_THE DATA_
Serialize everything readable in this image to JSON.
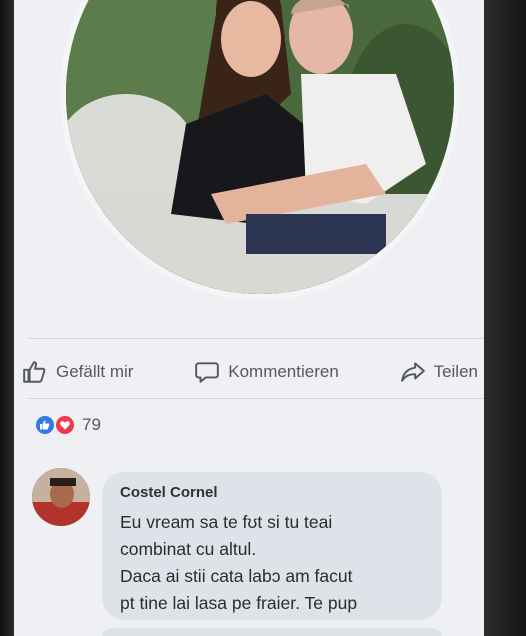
{
  "post_actions": {
    "like_label": "Gefällt mir",
    "comment_label": "Kommentieren",
    "share_label": "Teilen"
  },
  "reactions": {
    "count": "79"
  },
  "comment": {
    "author": "Costel Cornel",
    "lines": [
      "Eu vream sa te fʊt si tu teai",
      "combinat cu altul.",
      "Daca ai stii cata labɔ am facut",
      "pt tine lai lasa pe fraier. Te pup"
    ]
  },
  "colors": {
    "like_reaction": "#3578e5",
    "love_reaction": "#ef3b4d",
    "comment_bubble": "#dfe3e9"
  }
}
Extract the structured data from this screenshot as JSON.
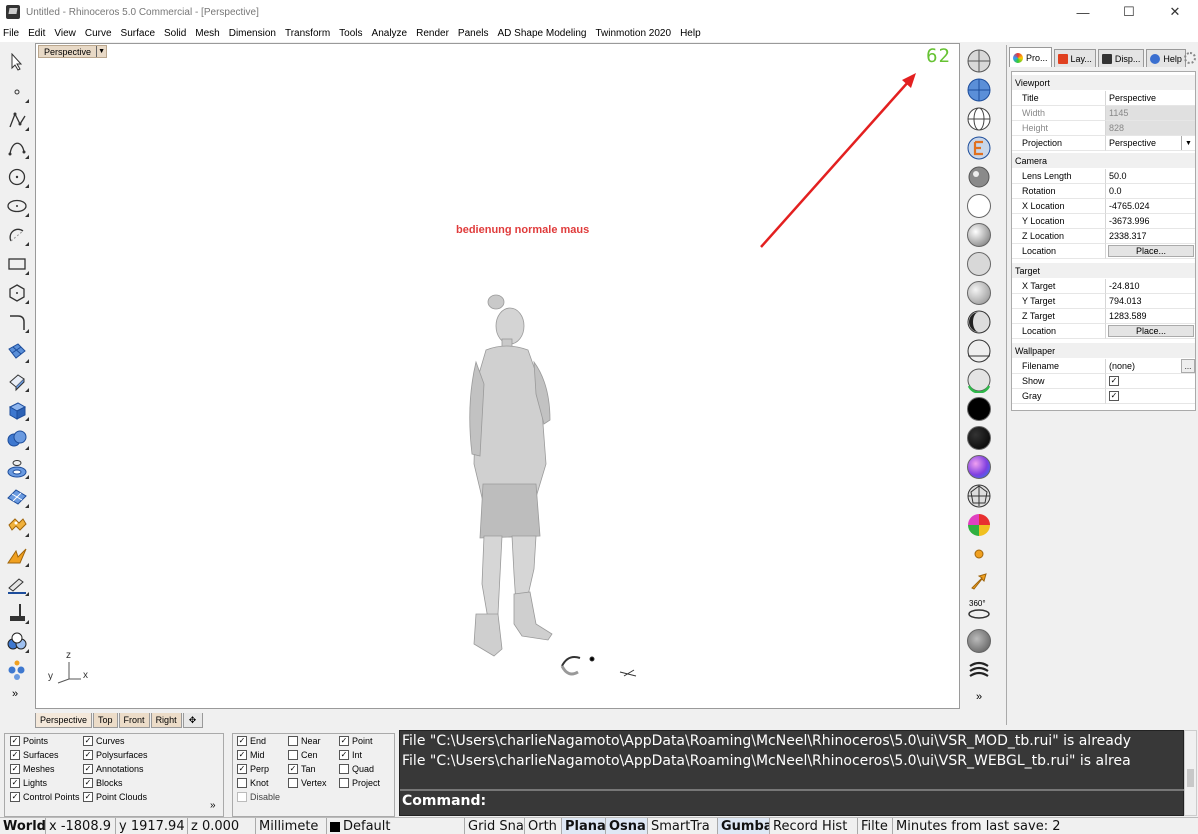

_WHAT IS EXPECTED_
Omit every picture while copying the listing above exactly.

_RESPONSE BELOW_
Serialize everything readable in this image to JSON.
{
  "post_actions": {
    "like_label": "Gefällt mir",
    "comment_label": "Kommentieren",
    "share_label": "Teilen"
  },
  "reactions": {
    "count": "79"
  },
  "comment": {
    "author": "Costel Cornel",
    "lines": [
      "Eu vream sa te fʊt si tu teai",
      "combinat cu altul.",
      "Daca ai stii cata labɔ am facut",
      "pt tine lai lasa pe fraier. Te pup"
    ]
  },
  "colors": {
    "like_reaction": "#3578e5",
    "love_reaction": "#ef3b4d",
    "comment_bubble": "#dfe3e9"
  }
}
Extract the structured data from this screenshot as JSON.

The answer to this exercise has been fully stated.